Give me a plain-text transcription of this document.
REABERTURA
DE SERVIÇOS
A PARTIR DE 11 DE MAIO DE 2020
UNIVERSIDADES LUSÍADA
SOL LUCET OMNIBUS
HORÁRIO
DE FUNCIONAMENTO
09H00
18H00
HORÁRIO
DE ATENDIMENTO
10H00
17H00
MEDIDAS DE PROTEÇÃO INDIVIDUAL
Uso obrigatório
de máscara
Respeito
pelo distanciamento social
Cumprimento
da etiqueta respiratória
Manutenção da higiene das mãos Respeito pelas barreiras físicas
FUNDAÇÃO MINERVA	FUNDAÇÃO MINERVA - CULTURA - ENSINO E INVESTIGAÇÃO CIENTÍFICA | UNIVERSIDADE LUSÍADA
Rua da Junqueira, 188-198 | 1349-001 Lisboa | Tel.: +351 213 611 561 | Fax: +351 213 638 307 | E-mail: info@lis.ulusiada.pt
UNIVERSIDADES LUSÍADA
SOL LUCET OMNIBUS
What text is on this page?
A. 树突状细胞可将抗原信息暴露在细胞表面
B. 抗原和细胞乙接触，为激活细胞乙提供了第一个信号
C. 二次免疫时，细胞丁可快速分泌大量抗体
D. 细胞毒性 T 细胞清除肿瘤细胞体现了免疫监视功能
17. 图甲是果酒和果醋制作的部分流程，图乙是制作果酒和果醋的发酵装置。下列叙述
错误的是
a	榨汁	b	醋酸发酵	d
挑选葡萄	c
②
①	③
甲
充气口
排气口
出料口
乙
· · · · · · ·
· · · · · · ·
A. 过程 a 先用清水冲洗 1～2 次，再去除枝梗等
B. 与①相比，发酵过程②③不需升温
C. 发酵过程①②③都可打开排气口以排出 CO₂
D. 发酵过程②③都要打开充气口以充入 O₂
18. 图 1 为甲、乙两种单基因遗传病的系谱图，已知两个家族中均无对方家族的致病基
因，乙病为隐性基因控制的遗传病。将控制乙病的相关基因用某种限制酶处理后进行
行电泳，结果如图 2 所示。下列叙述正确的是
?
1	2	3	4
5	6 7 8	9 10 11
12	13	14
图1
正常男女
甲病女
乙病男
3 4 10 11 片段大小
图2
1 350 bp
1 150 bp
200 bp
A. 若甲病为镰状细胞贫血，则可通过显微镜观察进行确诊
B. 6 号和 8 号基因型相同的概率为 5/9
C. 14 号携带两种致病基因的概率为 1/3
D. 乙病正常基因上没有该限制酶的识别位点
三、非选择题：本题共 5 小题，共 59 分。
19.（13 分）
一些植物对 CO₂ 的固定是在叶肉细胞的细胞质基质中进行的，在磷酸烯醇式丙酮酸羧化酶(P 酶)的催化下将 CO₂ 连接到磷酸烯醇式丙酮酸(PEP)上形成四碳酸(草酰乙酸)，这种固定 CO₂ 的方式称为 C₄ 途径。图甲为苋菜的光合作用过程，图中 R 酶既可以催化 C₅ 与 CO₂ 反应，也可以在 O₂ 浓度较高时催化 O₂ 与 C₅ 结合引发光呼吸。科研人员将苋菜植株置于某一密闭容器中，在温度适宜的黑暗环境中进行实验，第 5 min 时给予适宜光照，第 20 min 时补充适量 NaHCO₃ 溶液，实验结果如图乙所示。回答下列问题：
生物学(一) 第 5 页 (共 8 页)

+ + +

● **Given problem**:
Output the line that contains "What text is on this page?", followed by every later line in the listing, with no line omitted and none added.

● **The result**:
What text is on this page?
A. 树突状细胞可将抗原信息暴露在细胞表面
B. 抗原和细胞乙接触，为激活细胞乙提供了第一个信号
C. 二次免疫时，细胞丁可快速分泌大量抗体
D. 细胞毒性 T 细胞清除肿瘤细胞体现了免疫监视功能
17. 图甲是果酒和果醋制作的部分流程，图乙是制作果酒和果醋的发酵装置。下列叙述
错误的是
a	榨汁	b	醋酸发酵	d
挑选葡萄	c
②
①	③
甲
充气口
排气口
出料口
乙
· · · · · · ·
· · · · · · ·
A. 过程 a 先用清水冲洗 1～2 次，再去除枝梗等
B. 与①相比，发酵过程②③不需升温
C. 发酵过程①②③都可打开排气口以排出 CO₂
D. 发酵过程②③都要打开充气口以充入 O₂
18. 图 1 为甲、乙两种单基因遗传病的系谱图，已知两个家族中均无对方家族的致病基
因，乙病为隐性基因控制的遗传病。将控制乙病的相关基因用某种限制酶处理后进行
行电泳，结果如图 2 所示。下列叙述正确的是
?
1	2	3	4
5	6 7 8	9 10 11
12	13	14
图1
正常男女
甲病女
乙病男
3 4 10 11 片段大小
图2
1 350 bp
1 150 bp
200 bp
A. 若甲病为镰状细胞贫血，则可通过显微镜观察进行确诊
B. 6 号和 8 号基因型相同的概率为 5/9
C. 14 号携带两种致病基因的概率为 1/3
D. 乙病正常基因上没有该限制酶的识别位点
三、非选择题：本题共 5 小题，共 59 分。
19.（13 分）
一些植物对 CO₂ 的固定是在叶肉细胞的细胞质基质中进行的，在磷酸烯醇式丙酮酸羧化酶(P 酶)的催化下将 CO₂ 连接到磷酸烯醇式丙酮酸(PEP)上形成四碳酸(草酰乙酸)，这种固定 CO₂ 的方式称为 C₄ 途径。图甲为苋菜的光合作用过程，图中 R 酶既可以催化 C₅ 与 CO₂ 反应，也可以在 O₂ 浓度较高时催化 O₂ 与 C₅ 结合引发光呼吸。科研人员将苋菜植株置于某一密闭容器中，在温度适宜的黑暗环境中进行实验，第 5 min 时给予适宜光照，第 20 min 时补充适量 NaHCO₃ 溶液，实验结果如图乙所示。回答下列问题：
生物学(一) 第 5 页 (共 8 页)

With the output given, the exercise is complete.